* [GOAL]: Please copy the items word for word, starting at the first line and ending with the line that contains "category-label: 상가매매 [55,449,99,463]".

* [EXERCISE INPUTS]:
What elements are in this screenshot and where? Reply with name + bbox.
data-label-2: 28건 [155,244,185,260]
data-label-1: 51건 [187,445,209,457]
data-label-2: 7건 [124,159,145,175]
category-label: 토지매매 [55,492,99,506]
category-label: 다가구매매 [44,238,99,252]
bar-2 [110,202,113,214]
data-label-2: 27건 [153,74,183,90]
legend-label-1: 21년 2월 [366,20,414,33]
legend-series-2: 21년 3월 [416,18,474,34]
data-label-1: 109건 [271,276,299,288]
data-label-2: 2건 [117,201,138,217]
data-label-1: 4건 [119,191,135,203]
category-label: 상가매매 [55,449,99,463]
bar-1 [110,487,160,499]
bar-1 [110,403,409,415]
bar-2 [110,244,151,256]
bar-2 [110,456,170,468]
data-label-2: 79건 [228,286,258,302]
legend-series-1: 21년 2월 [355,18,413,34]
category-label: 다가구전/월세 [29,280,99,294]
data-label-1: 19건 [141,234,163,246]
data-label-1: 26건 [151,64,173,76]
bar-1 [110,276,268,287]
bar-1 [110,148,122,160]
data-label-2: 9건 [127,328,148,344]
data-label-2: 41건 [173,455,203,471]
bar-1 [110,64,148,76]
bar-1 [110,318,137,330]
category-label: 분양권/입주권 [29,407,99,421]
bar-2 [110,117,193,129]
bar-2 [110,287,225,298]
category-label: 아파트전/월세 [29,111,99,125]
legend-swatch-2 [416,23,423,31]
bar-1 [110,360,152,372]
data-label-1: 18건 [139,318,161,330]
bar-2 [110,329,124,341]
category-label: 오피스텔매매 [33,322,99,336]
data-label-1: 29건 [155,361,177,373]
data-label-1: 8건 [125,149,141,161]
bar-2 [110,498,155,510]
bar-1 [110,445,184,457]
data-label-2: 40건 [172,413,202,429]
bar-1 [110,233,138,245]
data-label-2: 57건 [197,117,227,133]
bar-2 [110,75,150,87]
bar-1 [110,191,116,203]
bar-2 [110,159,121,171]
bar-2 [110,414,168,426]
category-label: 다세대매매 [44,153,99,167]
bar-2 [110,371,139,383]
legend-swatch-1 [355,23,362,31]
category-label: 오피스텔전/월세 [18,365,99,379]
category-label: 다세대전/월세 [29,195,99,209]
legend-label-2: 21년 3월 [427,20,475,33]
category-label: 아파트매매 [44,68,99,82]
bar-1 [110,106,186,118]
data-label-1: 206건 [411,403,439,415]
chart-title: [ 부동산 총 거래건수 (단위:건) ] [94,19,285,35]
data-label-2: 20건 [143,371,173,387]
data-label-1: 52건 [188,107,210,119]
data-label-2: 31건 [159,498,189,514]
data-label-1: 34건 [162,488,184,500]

* [RIGHT ANSWER]:
What elements are in this screenshot and where? Reply with name + bbox.
data-label-2: 28건 [155,244,185,260]
data-label-1: 51건 [187,445,209,457]
data-label-2: 7건 [124,159,145,175]
category-label: 토지매매 [55,492,99,506]
category-label: 다가구매매 [44,238,99,252]
bar-2 [110,202,113,214]
data-label-2: 27건 [153,74,183,90]
legend-label-1: 21년 2월 [366,20,414,33]
legend-series-2: 21년 3월 [416,18,474,34]
data-label-1: 109건 [271,276,299,288]
data-label-2: 2건 [117,201,138,217]
data-label-1: 4건 [119,191,135,203]
category-label: 상가매매 [55,449,99,463]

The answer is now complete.